## Begin
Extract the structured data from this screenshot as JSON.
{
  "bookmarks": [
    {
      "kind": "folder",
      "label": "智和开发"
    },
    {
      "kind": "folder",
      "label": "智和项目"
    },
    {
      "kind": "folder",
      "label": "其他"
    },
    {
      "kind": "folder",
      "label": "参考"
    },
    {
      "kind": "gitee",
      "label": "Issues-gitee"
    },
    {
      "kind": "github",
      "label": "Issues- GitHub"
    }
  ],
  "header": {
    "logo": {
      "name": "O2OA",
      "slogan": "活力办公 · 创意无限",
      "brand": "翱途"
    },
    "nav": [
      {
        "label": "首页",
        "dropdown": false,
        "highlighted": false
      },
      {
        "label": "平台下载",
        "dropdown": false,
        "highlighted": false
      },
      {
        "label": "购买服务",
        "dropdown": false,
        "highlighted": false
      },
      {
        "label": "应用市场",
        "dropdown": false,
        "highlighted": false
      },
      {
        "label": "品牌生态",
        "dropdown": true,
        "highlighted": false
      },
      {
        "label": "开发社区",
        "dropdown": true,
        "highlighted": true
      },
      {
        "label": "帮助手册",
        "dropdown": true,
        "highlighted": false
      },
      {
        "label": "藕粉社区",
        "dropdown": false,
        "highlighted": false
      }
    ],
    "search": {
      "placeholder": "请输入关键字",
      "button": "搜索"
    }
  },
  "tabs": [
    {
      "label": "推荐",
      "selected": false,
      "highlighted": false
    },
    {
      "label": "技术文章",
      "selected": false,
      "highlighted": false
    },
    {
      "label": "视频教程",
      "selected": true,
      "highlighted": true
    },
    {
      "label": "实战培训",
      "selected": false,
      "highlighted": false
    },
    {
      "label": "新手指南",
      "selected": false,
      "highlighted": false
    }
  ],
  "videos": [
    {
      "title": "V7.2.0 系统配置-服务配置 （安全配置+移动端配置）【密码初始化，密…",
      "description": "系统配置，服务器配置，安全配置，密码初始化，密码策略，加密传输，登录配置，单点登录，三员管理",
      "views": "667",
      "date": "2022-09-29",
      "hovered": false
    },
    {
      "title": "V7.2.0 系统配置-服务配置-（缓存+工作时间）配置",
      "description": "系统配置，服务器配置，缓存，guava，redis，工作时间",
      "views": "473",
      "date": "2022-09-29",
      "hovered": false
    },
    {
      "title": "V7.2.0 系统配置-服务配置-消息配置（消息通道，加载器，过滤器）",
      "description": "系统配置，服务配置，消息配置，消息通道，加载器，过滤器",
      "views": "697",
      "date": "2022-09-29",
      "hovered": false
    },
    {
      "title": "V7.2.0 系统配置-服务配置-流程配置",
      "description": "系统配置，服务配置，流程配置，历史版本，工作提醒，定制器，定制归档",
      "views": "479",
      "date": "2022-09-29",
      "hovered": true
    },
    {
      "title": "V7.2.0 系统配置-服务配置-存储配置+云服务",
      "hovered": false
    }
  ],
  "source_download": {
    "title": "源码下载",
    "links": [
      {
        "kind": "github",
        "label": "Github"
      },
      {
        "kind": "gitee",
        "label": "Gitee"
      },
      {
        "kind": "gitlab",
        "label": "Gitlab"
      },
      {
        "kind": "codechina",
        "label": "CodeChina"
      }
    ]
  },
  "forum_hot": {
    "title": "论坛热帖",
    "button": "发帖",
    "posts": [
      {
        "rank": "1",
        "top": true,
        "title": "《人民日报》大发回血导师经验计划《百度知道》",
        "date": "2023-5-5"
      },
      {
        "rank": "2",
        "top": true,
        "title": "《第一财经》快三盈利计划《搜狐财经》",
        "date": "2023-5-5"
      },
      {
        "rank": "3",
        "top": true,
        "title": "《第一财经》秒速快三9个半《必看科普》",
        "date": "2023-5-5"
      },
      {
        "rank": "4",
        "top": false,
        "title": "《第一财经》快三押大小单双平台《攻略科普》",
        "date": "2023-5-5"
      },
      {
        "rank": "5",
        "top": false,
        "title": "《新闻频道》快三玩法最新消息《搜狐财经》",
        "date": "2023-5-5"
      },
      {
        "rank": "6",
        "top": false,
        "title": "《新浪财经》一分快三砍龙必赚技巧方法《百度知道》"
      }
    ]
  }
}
## End
Stated task -
Copy out each line of the data containing the string "密码初始化".

The solution -
      "title": "V7.2.0 系统配置-服务配置 （安全配置+移动端配置）【密码初始化，密…",
      "description": "系统配置，服务器配置，安全配置，密码初始化，密码策略，加密传输，登录配置，单点登录，三员管理",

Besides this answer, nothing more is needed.